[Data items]
— start —

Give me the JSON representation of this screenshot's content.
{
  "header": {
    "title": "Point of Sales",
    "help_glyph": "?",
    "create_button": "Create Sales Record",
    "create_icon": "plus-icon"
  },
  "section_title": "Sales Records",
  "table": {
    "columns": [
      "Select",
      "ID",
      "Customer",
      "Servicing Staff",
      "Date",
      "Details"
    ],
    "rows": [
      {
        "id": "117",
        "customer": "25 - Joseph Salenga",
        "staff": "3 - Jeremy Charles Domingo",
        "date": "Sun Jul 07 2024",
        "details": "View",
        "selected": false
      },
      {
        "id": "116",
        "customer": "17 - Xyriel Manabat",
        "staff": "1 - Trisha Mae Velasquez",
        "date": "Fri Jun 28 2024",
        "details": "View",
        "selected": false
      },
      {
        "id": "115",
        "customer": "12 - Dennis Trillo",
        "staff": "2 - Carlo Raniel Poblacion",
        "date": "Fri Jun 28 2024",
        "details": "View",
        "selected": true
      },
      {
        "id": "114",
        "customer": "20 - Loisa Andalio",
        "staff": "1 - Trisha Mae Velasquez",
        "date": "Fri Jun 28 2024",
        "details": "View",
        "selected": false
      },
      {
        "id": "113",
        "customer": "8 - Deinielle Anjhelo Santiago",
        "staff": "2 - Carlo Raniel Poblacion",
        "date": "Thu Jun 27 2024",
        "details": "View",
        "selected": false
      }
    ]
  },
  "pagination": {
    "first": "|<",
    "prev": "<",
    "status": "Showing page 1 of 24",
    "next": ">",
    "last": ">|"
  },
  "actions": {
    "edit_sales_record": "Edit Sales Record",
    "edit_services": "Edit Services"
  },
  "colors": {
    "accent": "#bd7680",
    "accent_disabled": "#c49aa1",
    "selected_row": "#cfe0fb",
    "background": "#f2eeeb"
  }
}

— end —

• **EXERCISE DESCRIPTION**:
Repeat the records above exactly as they appear.

• **OUTPUT OF THE EXERCISE**:
Give me the JSON representation of this screenshot's content.
{
  "header": {
    "title": "Point of Sales",
    "help_glyph": "?",
    "create_button": "Create Sales Record",
    "create_icon": "plus-icon"
  },
  "section_title": "Sales Records",
  "table": {
    "columns": [
      "Select",
      "ID",
      "Customer",
      "Servicing Staff",
      "Date",
      "Details"
    ],
    "rows": [
      {
        "id": "117",
        "customer": "25 - Joseph Salenga",
        "staff": "3 - Jeremy Charles Domingo",
        "date": "Sun Jul 07 2024",
        "details": "View",
        "selected": false
      },
      {
        "id": "116",
        "customer": "17 - Xyriel Manabat",
        "staff": "1 - Trisha Mae Velasquez",
        "date": "Fri Jun 28 2024",
        "details": "View",
        "selected": false
      },
      {
        "id": "115",
        "customer": "12 - Dennis Trillo",
        "staff": "2 - Carlo Raniel Poblacion",
        "date": "Fri Jun 28 2024",
        "details": "View",
        "selected": true
      },
      {
        "id": "114",
        "customer": "20 - Loisa Andalio",
        "staff": "1 - Trisha Mae Velasquez",
        "date": "Fri Jun 28 2024",
        "details": "View",
        "selected": false
      },
      {
        "id": "113",
        "customer": "8 - Deinielle Anjhelo Santiago",
        "staff": "2 - Carlo Raniel Poblacion",
        "date": "Thu Jun 27 2024",
        "details": "View",
        "selected": false
      }
    ]
  },
  "pagination": {
    "first": "|<",
    "prev": "<",
    "status": "Showing page 1 of 24",
    "next": ">",
    "last": ">|"
  },
  "actions": {
    "edit_sales_record": "Edit Sales Record",
    "edit_services": "Edit Services"
  },
  "colors": {
    "accent": "#bd7680",
    "accent_disabled": "#c49aa1",
    "selected_row": "#cfe0fb",
    "background": "#f2eeeb"
  }
}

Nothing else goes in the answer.